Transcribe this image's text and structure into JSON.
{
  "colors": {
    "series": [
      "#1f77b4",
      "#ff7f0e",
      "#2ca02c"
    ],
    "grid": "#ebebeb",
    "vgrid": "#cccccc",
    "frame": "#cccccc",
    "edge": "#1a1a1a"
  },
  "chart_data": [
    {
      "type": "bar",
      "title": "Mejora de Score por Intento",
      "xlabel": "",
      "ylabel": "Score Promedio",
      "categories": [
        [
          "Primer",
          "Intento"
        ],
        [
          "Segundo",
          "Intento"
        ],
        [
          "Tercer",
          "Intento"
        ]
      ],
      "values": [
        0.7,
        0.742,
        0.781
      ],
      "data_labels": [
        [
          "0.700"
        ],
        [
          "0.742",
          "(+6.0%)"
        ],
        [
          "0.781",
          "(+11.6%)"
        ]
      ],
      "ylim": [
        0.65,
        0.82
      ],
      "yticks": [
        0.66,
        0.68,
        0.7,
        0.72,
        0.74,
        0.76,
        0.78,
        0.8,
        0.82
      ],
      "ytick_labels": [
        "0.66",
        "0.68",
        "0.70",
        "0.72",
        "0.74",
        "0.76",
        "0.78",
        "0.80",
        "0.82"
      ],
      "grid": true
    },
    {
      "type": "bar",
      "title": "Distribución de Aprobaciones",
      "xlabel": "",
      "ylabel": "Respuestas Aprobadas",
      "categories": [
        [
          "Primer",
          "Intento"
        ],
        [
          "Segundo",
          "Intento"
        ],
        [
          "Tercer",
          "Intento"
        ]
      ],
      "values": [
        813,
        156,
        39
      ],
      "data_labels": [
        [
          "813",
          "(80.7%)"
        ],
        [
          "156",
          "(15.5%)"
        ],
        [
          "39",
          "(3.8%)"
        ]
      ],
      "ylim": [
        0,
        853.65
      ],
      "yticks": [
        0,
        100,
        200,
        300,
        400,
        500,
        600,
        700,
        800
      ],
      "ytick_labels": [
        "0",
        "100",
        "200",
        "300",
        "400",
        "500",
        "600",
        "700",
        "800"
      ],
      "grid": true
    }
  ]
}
· · ·
PROBLEM
Extract all of the data exactly as written.

TASK OUTPUT
Transcribe this image's text and structure into JSON.
{
  "colors": {
    "series": [
      "#1f77b4",
      "#ff7f0e",
      "#2ca02c"
    ],
    "grid": "#ebebeb",
    "vgrid": "#cccccc",
    "frame": "#cccccc",
    "edge": "#1a1a1a"
  },
  "chart_data": [
    {
      "type": "bar",
      "title": "Mejora de Score por Intento",
      "xlabel": "",
      "ylabel": "Score Promedio",
      "categories": [
        [
          "Primer",
          "Intento"
        ],
        [
          "Segundo",
          "Intento"
        ],
        [
          "Tercer",
          "Intento"
        ]
      ],
      "values": [
        0.7,
        0.742,
        0.781
      ],
      "data_labels": [
        [
          "0.700"
        ],
        [
          "0.742",
          "(+6.0%)"
        ],
        [
          "0.781",
          "(+11.6%)"
        ]
      ],
      "ylim": [
        0.65,
        0.82
      ],
      "yticks": [
        0.66,
        0.68,
        0.7,
        0.72,
        0.74,
        0.76,
        0.78,
        0.8,
        0.82
      ],
      "ytick_labels": [
        "0.66",
        "0.68",
        "0.70",
        "0.72",
        "0.74",
        "0.76",
        "0.78",
        "0.80",
        "0.82"
      ],
      "grid": true
    },
    {
      "type": "bar",
      "title": "Distribución de Aprobaciones",
      "xlabel": "",
      "ylabel": "Respuestas Aprobadas",
      "categories": [
        [
          "Primer",
          "Intento"
        ],
        [
          "Segundo",
          "Intento"
        ],
        [
          "Tercer",
          "Intento"
        ]
      ],
      "values": [
        813,
        156,
        39
      ],
      "data_labels": [
        [
          "813",
          "(80.7%)"
        ],
        [
          "156",
          "(15.5%)"
        ],
        [
          "39",
          "(3.8%)"
        ]
      ],
      "ylim": [
        0,
        853.65
      ],
      "yticks": [
        0,
        100,
        200,
        300,
        400,
        500,
        600,
        700,
        800
      ],
      "ytick_labels": [
        "0",
        "100",
        "200",
        "300",
        "400",
        "500",
        "600",
        "700",
        "800"
      ],
      "grid": true
    }
  ]
}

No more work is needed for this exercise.